** begin ITEMS **
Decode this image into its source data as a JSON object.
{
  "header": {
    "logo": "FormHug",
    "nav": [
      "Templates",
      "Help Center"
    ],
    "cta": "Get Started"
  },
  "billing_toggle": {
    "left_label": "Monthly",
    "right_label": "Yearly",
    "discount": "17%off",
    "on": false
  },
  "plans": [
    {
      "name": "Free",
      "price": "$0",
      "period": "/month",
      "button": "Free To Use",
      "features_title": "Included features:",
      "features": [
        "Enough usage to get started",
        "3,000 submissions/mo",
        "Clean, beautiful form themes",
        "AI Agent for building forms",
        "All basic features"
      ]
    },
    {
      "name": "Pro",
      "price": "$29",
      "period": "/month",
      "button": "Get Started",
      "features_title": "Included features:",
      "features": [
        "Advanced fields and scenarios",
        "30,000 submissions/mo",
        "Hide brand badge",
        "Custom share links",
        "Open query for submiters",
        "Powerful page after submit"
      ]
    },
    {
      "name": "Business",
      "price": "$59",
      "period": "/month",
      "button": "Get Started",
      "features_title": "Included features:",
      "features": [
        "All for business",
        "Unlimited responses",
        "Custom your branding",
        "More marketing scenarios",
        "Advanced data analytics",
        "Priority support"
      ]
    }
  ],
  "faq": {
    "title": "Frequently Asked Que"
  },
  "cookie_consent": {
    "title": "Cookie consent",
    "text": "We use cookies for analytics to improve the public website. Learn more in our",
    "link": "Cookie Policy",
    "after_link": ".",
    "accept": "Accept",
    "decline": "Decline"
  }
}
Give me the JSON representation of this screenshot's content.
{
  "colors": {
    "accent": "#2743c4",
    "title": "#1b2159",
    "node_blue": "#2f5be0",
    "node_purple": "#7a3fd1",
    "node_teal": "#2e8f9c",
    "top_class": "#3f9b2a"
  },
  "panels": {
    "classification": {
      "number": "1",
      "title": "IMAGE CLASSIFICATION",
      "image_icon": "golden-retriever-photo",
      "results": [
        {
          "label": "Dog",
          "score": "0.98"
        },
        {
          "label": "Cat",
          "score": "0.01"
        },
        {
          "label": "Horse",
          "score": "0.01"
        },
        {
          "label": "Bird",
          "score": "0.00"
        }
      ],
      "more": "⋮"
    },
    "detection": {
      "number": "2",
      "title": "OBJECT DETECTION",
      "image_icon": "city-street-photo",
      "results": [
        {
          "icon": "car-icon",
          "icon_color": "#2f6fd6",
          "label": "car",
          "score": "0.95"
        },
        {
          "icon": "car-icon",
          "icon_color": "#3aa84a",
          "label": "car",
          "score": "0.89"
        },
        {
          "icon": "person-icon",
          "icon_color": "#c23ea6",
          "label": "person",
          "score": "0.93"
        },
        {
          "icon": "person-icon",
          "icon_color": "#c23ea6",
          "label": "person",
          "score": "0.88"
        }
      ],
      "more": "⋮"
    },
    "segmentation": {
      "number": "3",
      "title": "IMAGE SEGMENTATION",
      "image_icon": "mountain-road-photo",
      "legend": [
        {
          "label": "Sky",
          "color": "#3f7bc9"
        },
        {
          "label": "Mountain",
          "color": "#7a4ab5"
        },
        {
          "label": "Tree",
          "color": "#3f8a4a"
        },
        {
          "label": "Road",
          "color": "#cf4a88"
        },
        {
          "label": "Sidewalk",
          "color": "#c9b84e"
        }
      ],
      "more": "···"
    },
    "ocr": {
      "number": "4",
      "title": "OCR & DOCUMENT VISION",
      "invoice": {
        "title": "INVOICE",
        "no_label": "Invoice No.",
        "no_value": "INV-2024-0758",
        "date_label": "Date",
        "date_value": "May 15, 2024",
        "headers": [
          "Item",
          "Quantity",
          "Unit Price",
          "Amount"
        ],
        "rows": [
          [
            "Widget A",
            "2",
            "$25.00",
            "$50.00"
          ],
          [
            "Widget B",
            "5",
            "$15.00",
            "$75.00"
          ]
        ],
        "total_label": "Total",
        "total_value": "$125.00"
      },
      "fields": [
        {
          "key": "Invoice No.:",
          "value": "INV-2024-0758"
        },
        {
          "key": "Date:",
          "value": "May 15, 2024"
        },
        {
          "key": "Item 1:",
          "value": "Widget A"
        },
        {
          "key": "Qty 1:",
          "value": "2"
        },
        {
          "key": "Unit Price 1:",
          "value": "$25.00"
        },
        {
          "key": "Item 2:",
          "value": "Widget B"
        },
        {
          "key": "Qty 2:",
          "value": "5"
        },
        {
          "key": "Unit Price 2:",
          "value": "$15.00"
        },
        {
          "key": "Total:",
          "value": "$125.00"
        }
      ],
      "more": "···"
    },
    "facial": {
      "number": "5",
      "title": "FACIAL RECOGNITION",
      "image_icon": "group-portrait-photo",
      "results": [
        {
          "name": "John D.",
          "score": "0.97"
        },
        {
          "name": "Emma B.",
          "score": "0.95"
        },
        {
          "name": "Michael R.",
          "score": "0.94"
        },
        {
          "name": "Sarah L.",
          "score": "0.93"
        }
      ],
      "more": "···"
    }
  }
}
** end ITEMS **
**AIM OF THE TASK**
The records above should be restated word for word, please.

**CORRECT OUTPUT**
Decode this image into its source data as a JSON object.
{
  "header": {
    "logo": "FormHug",
    "nav": [
      "Templates",
      "Help Center"
    ],
    "cta": "Get Started"
  },
  "billing_toggle": {
    "left_label": "Monthly",
    "right_label": "Yearly",
    "discount": "17%off",
    "on": false
  },
  "plans": [
    {
      "name": "Free",
      "price": "$0",
      "period": "/month",
      "button": "Free To Use",
      "features_title": "Included features:",
      "features": [
        "Enough usage to get started",
        "3,000 submissions/mo",
        "Clean, beautiful form themes",
        "AI Agent for building forms",
        "All basic features"
      ]
    },
    {
      "name": "Pro",
      "price": "$29",
      "period": "/month",
      "button": "Get Started",
      "features_title": "Included features:",
      "features": [
        "Advanced fields and scenarios",
        "30,000 submissions/mo",
        "Hide brand badge",
        "Custom share links",
        "Open query for submiters",
        "Powerful page after submit"
      ]
    },
    {
      "name": "Business",
      "price": "$59",
      "period": "/month",
      "button": "Get Started",
      "features_title": "Included features:",
      "features": [
        "All for business",
        "Unlimited responses",
        "Custom your branding",
        "More marketing scenarios",
        "Advanced data analytics",
        "Priority support"
      ]
    }
  ],
  "faq": {
    "title": "Frequently Asked Que"
  },
  "cookie_consent": {
    "title": "Cookie consent",
    "text": "We use cookies for analytics to improve the public website. Learn more in our",
    "link": "Cookie Policy",
    "after_link": ".",
    "accept": "Accept",
    "decline": "Decline"
  }
}
Give me the JSON representation of this screenshot's content.
{
  "colors": {
    "accent": "#2743c4",
    "title": "#1b2159",
    "node_blue": "#2f5be0",
    "node_purple": "#7a3fd1",
    "node_teal": "#2e8f9c",
    "top_class": "#3f9b2a"
  },
  "panels": {
    "classification": {
      "number": "1",
      "title": "IMAGE CLASSIFICATION",
      "image_icon": "golden-retriever-photo",
      "results": [
        {
          "label": "Dog",
          "score": "0.98"
        },
        {
          "label": "Cat",
          "score": "0.01"
        },
        {
          "label": "Horse",
          "score": "0.01"
        },
        {
          "label": "Bird",
          "score": "0.00"
        }
      ],
      "more": "⋮"
    },
    "detection": {
      "number": "2",
      "title": "OBJECT DETECTION",
      "image_icon": "city-street-photo",
      "results": [
        {
          "icon": "car-icon",
          "icon_color": "#2f6fd6",
          "label": "car",
          "score": "0.95"
        },
        {
          "icon": "car-icon",
          "icon_color": "#3aa84a",
          "label": "car",
          "score": "0.89"
        },
        {
          "icon": "person-icon",
          "icon_color": "#c23ea6",
          "label": "person",
          "score": "0.93"
        },
        {
          "icon": "person-icon",
          "icon_color": "#c23ea6",
          "label": "person",
          "score": "0.88"
        }
      ],
      "more": "⋮"
    },
    "segmentation": {
      "number": "3",
      "title": "IMAGE SEGMENTATION",
      "image_icon": "mountain-road-photo",
      "legend": [
        {
          "label": "Sky",
          "color": "#3f7bc9"
        },
        {
          "label": "Mountain",
          "color": "#7a4ab5"
        },
        {
          "label": "Tree",
          "color": "#3f8a4a"
        },
        {
          "label": "Road",
          "color": "#cf4a88"
        },
        {
          "label": "Sidewalk",
          "color": "#c9b84e"
        }
      ],
      "more": "···"
    },
    "ocr": {
      "number": "4",
      "title": "OCR & DOCUMENT VISION",
      "invoice": {
        "title": "INVOICE",
        "no_label": "Invoice No.",
        "no_value": "INV-2024-0758",
        "date_label": "Date",
        "date_value": "May 15, 2024",
        "headers": [
          "Item",
          "Quantity",
          "Unit Price",
          "Amount"
        ],
        "rows": [
          [
            "Widget A",
            "2",
            "$25.00",
            "$50.00"
          ],
          [
            "Widget B",
            "5",
            "$15.00",
            "$75.00"
          ]
        ],
        "total_label": "Total",
        "total_value": "$125.00"
      },
      "fields": [
        {
          "key": "Invoice No.:",
          "value": "INV-2024-0758"
        },
        {
          "key": "Date:",
          "value": "May 15, 2024"
        },
        {
          "key": "Item 1:",
          "value": "Widget A"
        },
        {
          "key": "Qty 1:",
          "value": "2"
        },
        {
          "key": "Unit Price 1:",
          "value": "$25.00"
        },
        {
          "key": "Item 2:",
          "value": "Widget B"
        },
        {
          "key": "Qty 2:",
          "value": "5"
        },
        {
          "key": "Unit Price 2:",
          "value": "$15.00"
        },
        {
          "key": "Total:",
          "value": "$125.00"
        }
      ],
      "more": "···"
    },
    "facial": {
      "number": "5",
      "title": "FACIAL RECOGNITION",
      "image_icon": "group-portrait-photo",
      "results": [
        {
          "name": "John D.",
          "score": "0.97"
        },
        {
          "name": "Emma B.",
          "score": "0.95"
        },
        {
          "name": "Michael R.",
          "score": "0.94"
        },
        {
          "name": "Sarah L.",
          "score": "0.93"
        }
      ],
      "more": "···"
    }
  }
}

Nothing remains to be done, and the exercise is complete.